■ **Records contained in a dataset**
○ ○ ○ ○ ○

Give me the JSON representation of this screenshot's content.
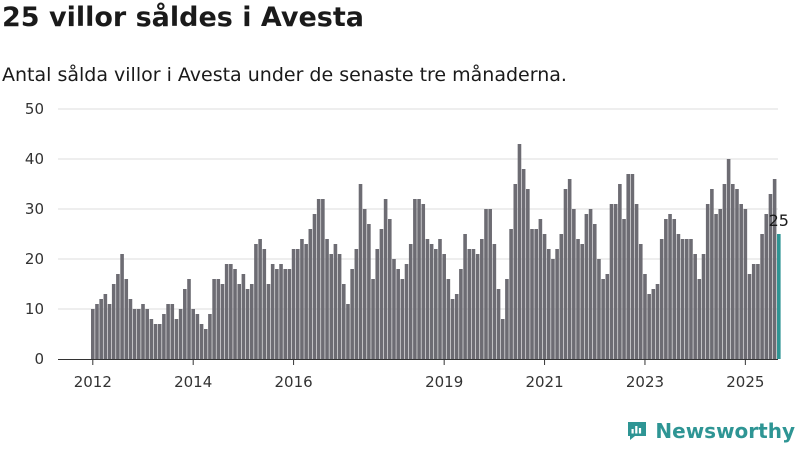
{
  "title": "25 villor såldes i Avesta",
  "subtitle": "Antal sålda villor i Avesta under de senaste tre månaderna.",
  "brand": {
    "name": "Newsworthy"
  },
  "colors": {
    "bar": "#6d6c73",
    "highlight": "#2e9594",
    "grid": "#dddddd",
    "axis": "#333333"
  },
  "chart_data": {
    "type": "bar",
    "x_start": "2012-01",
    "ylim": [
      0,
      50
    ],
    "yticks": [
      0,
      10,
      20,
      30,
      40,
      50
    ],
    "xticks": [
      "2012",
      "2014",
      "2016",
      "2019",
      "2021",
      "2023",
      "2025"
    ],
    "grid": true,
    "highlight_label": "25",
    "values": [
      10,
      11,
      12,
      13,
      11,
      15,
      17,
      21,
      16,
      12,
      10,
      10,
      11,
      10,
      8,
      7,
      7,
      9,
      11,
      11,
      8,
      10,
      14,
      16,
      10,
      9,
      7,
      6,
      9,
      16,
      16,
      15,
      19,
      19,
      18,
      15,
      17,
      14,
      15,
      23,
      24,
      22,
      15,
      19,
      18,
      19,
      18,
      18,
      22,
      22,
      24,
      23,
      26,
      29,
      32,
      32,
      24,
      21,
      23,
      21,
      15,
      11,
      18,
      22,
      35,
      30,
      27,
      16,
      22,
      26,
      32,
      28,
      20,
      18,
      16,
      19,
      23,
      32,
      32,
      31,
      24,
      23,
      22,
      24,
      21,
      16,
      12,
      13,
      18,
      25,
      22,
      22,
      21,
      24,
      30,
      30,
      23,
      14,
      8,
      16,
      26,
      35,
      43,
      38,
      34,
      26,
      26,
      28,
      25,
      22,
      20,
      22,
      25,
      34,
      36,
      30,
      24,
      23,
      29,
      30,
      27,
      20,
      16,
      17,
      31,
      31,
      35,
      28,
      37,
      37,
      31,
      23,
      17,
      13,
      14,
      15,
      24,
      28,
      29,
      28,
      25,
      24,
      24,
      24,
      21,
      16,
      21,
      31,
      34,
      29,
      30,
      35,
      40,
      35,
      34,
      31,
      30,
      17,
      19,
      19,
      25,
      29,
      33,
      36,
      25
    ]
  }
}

○ ○ ○ ○ ○

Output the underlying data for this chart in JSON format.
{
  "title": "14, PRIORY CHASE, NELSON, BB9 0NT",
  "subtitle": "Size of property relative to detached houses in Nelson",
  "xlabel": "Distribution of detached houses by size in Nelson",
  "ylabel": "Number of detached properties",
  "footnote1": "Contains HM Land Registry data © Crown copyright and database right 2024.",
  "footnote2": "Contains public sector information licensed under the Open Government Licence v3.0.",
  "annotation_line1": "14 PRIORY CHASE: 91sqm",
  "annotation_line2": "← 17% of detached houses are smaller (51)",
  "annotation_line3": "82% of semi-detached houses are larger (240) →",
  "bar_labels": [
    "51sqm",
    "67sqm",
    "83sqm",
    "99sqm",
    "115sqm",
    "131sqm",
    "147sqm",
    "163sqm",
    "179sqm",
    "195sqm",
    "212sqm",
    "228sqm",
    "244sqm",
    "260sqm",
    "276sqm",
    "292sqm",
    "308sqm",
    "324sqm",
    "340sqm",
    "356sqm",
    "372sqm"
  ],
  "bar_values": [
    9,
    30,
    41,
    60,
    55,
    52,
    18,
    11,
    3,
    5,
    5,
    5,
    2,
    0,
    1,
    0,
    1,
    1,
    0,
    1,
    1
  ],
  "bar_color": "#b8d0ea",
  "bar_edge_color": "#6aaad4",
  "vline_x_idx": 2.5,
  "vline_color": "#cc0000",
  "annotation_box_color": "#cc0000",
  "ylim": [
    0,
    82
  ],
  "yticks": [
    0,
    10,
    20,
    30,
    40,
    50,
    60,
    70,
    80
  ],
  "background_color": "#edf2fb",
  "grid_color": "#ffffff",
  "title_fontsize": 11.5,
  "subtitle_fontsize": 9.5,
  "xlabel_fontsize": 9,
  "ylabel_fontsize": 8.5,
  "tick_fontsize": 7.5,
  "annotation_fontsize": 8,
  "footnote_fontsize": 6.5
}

○ ○ ○ ○ ○

■ **Task prompt**
Work through the listing above and report how many lines include the string "villor", with no other text.

■ **Reply**
2